Everything from the line that contains "Output the underlying" through the last line of the listing must be copied exactly, with both of those lines included and no others.

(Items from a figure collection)
## start

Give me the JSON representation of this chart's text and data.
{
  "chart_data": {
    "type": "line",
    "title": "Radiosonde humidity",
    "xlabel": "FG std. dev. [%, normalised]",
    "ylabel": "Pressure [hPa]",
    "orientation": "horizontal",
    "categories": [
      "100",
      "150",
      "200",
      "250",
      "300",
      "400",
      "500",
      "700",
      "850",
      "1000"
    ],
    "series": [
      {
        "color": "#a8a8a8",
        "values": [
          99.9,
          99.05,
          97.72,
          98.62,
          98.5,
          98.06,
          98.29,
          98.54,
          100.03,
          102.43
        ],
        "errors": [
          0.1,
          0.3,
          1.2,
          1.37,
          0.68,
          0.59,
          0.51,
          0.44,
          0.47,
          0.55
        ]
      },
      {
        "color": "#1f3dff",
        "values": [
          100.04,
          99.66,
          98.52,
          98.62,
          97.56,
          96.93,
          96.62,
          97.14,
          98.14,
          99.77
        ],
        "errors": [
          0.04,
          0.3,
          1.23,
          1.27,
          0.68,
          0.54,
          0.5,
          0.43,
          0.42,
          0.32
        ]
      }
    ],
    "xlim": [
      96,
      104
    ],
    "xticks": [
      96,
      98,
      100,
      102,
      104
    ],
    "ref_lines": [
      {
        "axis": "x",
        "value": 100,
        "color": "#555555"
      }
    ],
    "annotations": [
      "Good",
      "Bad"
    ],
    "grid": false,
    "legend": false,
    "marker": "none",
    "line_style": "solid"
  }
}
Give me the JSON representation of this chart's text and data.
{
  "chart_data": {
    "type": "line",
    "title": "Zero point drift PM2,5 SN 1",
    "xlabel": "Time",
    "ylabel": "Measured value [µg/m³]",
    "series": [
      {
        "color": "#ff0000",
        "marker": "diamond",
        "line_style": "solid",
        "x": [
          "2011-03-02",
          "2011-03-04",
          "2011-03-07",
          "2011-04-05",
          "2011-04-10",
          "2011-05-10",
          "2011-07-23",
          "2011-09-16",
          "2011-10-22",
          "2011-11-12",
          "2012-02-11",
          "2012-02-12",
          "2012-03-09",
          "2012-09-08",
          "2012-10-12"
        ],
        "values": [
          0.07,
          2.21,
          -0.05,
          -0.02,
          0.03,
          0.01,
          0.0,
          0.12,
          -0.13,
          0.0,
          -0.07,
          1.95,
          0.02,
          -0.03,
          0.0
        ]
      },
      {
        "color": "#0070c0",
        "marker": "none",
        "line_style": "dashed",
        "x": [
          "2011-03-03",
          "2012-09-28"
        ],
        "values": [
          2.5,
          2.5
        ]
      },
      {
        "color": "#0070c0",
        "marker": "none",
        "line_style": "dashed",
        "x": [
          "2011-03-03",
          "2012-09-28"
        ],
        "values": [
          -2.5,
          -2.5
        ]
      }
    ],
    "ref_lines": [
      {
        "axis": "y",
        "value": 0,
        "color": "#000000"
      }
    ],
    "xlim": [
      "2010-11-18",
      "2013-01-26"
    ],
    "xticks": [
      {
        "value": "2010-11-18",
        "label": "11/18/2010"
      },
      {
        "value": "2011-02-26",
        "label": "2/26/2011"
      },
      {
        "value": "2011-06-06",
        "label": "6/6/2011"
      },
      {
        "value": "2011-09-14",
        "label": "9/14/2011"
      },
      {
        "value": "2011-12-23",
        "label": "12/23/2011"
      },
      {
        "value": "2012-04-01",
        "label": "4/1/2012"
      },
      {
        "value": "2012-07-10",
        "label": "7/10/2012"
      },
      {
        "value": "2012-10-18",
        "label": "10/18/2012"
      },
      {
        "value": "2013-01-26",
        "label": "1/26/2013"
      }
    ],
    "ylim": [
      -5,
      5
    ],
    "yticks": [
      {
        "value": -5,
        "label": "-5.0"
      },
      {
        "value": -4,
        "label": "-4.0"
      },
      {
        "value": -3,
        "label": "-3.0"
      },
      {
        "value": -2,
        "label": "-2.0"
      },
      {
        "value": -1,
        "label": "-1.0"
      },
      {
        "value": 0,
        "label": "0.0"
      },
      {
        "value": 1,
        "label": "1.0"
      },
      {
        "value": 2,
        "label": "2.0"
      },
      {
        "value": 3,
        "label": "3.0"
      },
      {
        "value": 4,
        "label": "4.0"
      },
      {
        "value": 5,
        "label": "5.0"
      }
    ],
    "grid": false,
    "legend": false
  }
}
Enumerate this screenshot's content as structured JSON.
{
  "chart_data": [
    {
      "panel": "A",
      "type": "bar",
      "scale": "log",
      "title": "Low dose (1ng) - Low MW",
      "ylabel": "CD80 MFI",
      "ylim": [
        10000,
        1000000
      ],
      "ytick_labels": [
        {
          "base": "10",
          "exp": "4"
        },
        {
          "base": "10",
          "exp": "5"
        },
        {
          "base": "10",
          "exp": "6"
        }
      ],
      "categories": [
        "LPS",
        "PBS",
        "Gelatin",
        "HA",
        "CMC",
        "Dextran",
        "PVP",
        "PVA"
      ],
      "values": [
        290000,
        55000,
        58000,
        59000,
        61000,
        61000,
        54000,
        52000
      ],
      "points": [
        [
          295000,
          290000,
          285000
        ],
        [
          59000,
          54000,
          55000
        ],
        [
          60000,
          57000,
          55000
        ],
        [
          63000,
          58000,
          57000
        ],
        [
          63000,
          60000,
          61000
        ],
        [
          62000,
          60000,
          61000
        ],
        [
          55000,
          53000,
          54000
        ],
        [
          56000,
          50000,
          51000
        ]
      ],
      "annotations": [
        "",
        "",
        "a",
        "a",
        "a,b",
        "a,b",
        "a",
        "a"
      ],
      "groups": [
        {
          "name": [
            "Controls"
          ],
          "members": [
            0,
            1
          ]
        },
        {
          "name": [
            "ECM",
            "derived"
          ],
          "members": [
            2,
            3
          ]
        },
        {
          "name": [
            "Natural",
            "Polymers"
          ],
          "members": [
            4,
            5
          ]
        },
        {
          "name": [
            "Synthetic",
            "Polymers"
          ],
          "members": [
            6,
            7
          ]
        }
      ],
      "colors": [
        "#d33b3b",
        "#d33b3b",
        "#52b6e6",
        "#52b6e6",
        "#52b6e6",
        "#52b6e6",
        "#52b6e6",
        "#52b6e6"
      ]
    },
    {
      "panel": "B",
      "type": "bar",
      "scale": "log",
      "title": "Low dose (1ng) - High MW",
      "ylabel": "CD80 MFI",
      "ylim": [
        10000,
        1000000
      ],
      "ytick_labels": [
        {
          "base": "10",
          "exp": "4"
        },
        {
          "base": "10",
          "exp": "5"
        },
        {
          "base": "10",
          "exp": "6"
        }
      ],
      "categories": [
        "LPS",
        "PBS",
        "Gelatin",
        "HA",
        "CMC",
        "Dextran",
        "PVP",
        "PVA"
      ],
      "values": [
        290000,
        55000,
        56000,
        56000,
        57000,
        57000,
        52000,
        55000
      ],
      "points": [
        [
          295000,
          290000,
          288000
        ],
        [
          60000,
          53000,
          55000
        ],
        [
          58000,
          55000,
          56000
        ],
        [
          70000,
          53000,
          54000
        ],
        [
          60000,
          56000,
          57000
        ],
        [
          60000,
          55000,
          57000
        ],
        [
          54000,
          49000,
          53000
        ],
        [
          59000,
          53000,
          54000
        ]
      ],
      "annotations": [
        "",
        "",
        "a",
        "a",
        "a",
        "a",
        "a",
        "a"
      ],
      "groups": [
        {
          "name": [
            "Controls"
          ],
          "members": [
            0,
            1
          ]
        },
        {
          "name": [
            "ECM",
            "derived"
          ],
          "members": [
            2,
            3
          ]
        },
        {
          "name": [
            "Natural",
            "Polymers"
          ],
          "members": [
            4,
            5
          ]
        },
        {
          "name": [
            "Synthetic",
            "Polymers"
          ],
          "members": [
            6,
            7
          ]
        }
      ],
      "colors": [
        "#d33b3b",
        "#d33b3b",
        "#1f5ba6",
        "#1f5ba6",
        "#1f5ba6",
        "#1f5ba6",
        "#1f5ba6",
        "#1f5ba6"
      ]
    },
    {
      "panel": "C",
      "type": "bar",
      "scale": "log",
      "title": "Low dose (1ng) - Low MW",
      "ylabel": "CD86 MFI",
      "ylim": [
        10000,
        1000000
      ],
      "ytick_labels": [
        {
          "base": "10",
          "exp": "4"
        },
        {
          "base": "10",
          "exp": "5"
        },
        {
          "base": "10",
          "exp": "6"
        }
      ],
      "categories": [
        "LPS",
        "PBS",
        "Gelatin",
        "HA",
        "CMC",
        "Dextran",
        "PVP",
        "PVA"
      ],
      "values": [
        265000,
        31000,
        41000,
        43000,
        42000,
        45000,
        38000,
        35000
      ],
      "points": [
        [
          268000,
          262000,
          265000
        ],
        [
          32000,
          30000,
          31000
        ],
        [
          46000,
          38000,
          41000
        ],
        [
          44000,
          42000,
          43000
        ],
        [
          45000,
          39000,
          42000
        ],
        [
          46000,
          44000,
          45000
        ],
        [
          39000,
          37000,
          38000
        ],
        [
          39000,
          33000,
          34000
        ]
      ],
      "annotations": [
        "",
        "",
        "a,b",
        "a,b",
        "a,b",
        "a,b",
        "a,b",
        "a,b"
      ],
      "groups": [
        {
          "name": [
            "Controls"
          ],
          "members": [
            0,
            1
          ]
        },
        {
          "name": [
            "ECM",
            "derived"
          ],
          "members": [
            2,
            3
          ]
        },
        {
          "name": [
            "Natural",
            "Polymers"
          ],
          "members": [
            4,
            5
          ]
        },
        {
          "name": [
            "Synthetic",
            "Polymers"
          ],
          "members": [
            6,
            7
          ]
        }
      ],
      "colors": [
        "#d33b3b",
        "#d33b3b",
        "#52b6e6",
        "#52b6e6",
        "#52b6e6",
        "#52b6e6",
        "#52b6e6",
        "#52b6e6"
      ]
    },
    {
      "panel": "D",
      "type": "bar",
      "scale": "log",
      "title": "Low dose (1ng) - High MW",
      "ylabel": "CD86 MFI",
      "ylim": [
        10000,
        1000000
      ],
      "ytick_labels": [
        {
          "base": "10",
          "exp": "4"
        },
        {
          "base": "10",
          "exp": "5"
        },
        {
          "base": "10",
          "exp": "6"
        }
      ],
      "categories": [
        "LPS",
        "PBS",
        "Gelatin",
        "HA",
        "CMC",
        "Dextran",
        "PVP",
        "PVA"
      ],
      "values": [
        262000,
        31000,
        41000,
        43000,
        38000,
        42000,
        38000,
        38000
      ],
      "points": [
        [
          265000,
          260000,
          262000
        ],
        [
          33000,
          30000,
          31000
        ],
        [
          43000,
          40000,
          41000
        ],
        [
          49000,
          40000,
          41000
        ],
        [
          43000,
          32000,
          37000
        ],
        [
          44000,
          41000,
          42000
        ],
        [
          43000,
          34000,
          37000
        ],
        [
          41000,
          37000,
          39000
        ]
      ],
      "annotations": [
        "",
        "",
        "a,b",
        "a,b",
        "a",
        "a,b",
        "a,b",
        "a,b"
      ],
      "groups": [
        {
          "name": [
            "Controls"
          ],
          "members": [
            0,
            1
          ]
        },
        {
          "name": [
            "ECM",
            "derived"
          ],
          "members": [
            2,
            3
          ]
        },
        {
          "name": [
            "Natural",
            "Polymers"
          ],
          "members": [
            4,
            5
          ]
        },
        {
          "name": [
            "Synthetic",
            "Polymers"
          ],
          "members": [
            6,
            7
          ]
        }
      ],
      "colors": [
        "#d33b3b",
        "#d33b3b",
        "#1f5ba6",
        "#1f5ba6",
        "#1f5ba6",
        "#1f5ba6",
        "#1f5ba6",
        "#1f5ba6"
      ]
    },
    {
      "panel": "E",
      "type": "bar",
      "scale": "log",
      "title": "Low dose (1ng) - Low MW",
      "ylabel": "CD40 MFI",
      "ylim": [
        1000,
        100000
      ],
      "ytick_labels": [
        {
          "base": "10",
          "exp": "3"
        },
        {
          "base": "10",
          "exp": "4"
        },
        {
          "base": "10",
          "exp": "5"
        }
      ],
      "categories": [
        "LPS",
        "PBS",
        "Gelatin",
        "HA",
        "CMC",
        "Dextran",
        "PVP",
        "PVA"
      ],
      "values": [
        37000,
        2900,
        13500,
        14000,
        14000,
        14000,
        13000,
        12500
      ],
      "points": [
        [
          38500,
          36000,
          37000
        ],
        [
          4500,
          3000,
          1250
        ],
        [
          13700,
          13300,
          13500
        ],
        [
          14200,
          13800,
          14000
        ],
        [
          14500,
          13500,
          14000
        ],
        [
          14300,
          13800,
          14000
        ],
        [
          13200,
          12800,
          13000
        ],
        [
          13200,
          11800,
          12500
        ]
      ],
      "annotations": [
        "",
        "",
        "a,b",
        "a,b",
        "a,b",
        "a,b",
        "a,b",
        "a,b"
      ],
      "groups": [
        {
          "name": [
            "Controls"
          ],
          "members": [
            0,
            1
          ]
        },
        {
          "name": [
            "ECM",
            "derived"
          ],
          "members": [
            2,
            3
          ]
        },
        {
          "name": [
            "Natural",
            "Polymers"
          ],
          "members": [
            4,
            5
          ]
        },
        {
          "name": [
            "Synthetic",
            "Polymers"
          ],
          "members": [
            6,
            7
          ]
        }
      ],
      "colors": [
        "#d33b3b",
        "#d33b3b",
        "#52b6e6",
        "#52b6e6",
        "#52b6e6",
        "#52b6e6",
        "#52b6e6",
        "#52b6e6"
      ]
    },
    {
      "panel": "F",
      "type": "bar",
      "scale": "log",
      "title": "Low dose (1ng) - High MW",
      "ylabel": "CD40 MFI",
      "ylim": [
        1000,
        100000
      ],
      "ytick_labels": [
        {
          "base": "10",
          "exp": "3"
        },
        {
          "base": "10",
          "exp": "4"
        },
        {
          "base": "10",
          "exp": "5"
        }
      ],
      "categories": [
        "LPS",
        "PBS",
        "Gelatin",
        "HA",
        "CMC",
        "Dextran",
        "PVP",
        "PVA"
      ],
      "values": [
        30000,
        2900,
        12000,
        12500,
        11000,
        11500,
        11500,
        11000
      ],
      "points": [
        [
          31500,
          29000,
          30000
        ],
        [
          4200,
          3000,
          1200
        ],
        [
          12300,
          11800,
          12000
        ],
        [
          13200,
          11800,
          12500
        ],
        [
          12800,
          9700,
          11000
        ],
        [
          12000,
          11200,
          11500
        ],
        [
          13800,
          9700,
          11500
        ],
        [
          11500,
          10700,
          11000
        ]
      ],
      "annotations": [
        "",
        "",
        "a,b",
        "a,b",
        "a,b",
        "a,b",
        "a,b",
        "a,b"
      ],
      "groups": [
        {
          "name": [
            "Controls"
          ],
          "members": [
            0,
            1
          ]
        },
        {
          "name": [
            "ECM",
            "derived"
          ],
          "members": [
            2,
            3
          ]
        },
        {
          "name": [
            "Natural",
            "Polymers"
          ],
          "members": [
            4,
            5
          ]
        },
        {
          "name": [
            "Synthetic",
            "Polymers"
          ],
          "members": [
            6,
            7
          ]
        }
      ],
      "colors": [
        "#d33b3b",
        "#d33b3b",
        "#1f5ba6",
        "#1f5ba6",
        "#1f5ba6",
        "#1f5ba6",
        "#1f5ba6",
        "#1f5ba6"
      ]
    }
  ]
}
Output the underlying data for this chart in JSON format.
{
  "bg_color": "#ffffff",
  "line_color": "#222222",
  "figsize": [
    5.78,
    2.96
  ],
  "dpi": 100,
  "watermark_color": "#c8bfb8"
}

## end

● **Task solution**:
Output the underlying data for this chart in JSON format.
{
  "bg_color": "#ffffff",
  "line_color": "#222222",
  "figsize": [
    5.78,
    2.96
  ],
  "dpi": 100,
  "watermark_color": "#c8bfb8"
}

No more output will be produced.